[Dataset entries]
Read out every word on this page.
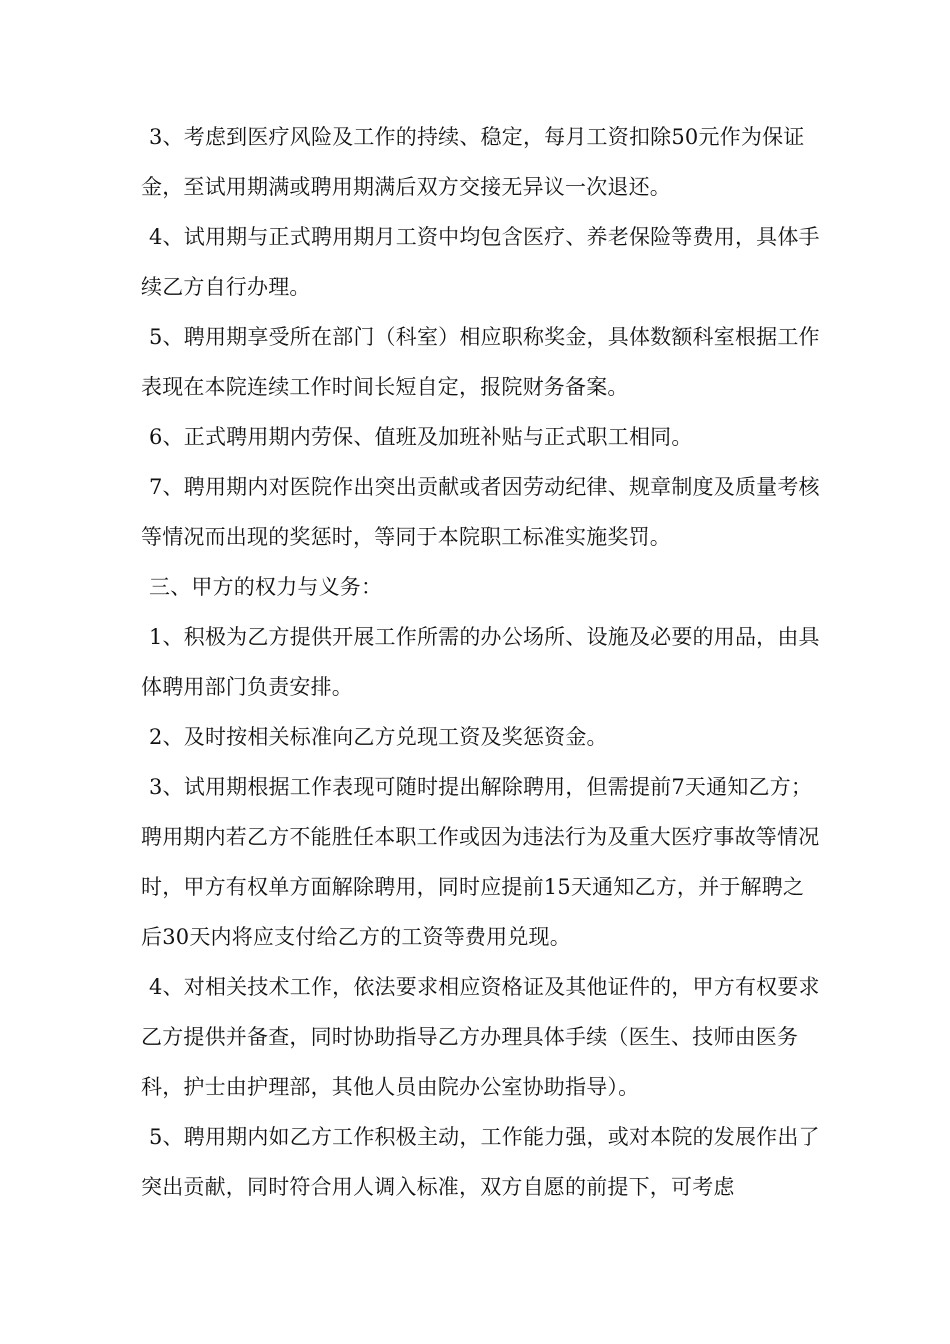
3、考虑到医疗风险及工作的持续、稳定，每月工资扣除50元作为保证金，至试用期满或聘用期满后双方交接无异议一次退还。

4、试用期与正式聘用期月工资中均包含医疗、养老保险等费用，具体手续乙方自行办理。

5、聘用期享受所在部门（科室）相应职称奖金，具体数额科室根据工作表现在本院连续工作时间长短自定，报院财务备案。

6、正式聘用期内劳保、值班及加班补贴与正式职工相同。

7、聘用期内对医院作出突出贡献或者因劳动纪律、规章制度及质量考核等情况而出现的奖惩时，等同于本院职工标准实施奖罚。

三、甲方的权力与义务：

1、积极为乙方提供开展工作所需的办公场所、设施及必要的用品，由具体聘用部门负责安排。

2、及时按相关标准向乙方兑现工资及奖惩资金。

3、试用期根据工作表现可随时提出解除聘用，但需提前7天通知乙方；聘用期内若乙方不能胜任本职工作或因为违法行为及重大医疗事故等情况时，甲方有权单方面解除聘用，同时应提前15天通知乙方，并于解聘之后30天内将应支付给乙方的工资等费用兑现。

4、对相关技术工作，依法要求相应资格证及其他证件的，甲方有权要求乙方提供并备查，同时协助指导乙方办理具体手续（医生、技师由医务科，护士由护理部，其他人员由院办公室协助指导）。

5、聘用期内如乙方工作积极主动，工作能力强，或对本院的发展作出了突出贡献，同时符合用人调入标准，双方自愿的前提下，可考虑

TASK DETAILS
Copy all the lines of data exactly as they appear, dropping any images.

RESPONSE TO THE TASK
Read out every word on this page.
3、考虑到医疗风险及工作的持续、稳定，每月工资扣除50元作为保证金，至试用期满或聘用期满后双方交接无异议一次退还。

4、试用期与正式聘用期月工资中均包含医疗、养老保险等费用，具体手续乙方自行办理。

5、聘用期享受所在部门（科室）相应职称奖金，具体数额科室根据工作表现在本院连续工作时间长短自定，报院财务备案。

6、正式聘用期内劳保、值班及加班补贴与正式职工相同。

7、聘用期内对医院作出突出贡献或者因劳动纪律、规章制度及质量考核等情况而出现的奖惩时，等同于本院职工标准实施奖罚。

三、甲方的权力与义务：

1、积极为乙方提供开展工作所需的办公场所、设施及必要的用品，由具体聘用部门负责安排。

2、及时按相关标准向乙方兑现工资及奖惩资金。

3、试用期根据工作表现可随时提出解除聘用，但需提前7天通知乙方；聘用期内若乙方不能胜任本职工作或因为违法行为及重大医疗事故等情况时，甲方有权单方面解除聘用，同时应提前15天通知乙方，并于解聘之后30天内将应支付给乙方的工资等费用兑现。

4、对相关技术工作，依法要求相应资格证及其他证件的，甲方有权要求乙方提供并备查，同时协助指导乙方办理具体手续（医生、技师由医务科，护士由护理部，其他人员由院办公室协助指导）。

5、聘用期内如乙方工作积极主动，工作能力强，或对本院的发展作出了突出贡献，同时符合用人调入标准，双方自愿的前提下，可考虑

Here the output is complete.